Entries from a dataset
· · ·

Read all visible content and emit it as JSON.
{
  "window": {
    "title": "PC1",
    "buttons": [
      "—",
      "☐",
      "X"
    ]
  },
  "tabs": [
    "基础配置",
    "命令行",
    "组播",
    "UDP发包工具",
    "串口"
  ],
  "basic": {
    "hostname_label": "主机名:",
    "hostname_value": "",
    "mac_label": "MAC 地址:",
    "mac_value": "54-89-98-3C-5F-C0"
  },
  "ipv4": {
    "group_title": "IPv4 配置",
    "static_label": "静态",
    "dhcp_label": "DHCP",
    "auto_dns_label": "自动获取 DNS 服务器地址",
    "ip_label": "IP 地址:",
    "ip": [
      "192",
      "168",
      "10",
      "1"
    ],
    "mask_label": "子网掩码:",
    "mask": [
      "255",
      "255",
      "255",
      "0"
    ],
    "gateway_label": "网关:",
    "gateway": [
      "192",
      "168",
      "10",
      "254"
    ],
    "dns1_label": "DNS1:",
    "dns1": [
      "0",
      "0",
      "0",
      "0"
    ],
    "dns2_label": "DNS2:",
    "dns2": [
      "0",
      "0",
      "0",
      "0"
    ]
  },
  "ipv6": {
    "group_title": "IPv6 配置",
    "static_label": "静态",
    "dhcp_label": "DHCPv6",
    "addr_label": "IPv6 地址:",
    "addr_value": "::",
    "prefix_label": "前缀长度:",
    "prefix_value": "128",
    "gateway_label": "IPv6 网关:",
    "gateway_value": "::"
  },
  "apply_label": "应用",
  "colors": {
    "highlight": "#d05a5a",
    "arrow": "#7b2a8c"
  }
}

· · ·

Repeat every entry word for word.

--- The response ---
Read all visible content and emit it as JSON.
{
  "window": {
    "title": "PC1",
    "buttons": [
      "—",
      "☐",
      "X"
    ]
  },
  "tabs": [
    "基础配置",
    "命令行",
    "组播",
    "UDP发包工具",
    "串口"
  ],
  "basic": {
    "hostname_label": "主机名:",
    "hostname_value": "",
    "mac_label": "MAC 地址:",
    "mac_value": "54-89-98-3C-5F-C0"
  },
  "ipv4": {
    "group_title": "IPv4 配置",
    "static_label": "静态",
    "dhcp_label": "DHCP",
    "auto_dns_label": "自动获取 DNS 服务器地址",
    "ip_label": "IP 地址:",
    "ip": [
      "192",
      "168",
      "10",
      "1"
    ],
    "mask_label": "子网掩码:",
    "mask": [
      "255",
      "255",
      "255",
      "0"
    ],
    "gateway_label": "网关:",
    "gateway": [
      "192",
      "168",
      "10",
      "254"
    ],
    "dns1_label": "DNS1:",
    "dns1": [
      "0",
      "0",
      "0",
      "0"
    ],
    "dns2_label": "DNS2:",
    "dns2": [
      "0",
      "0",
      "0",
      "0"
    ]
  },
  "ipv6": {
    "group_title": "IPv6 配置",
    "static_label": "静态",
    "dhcp_label": "DHCPv6",
    "addr_label": "IPv6 地址:",
    "addr_value": "::",
    "prefix_label": "前缀长度:",
    "prefix_value": "128",
    "gateway_label": "IPv6 网关:",
    "gateway_value": "::"
  },
  "apply_label": "应用",
  "colors": {
    "highlight": "#d05a5a",
    "arrow": "#7b2a8c"
  }
}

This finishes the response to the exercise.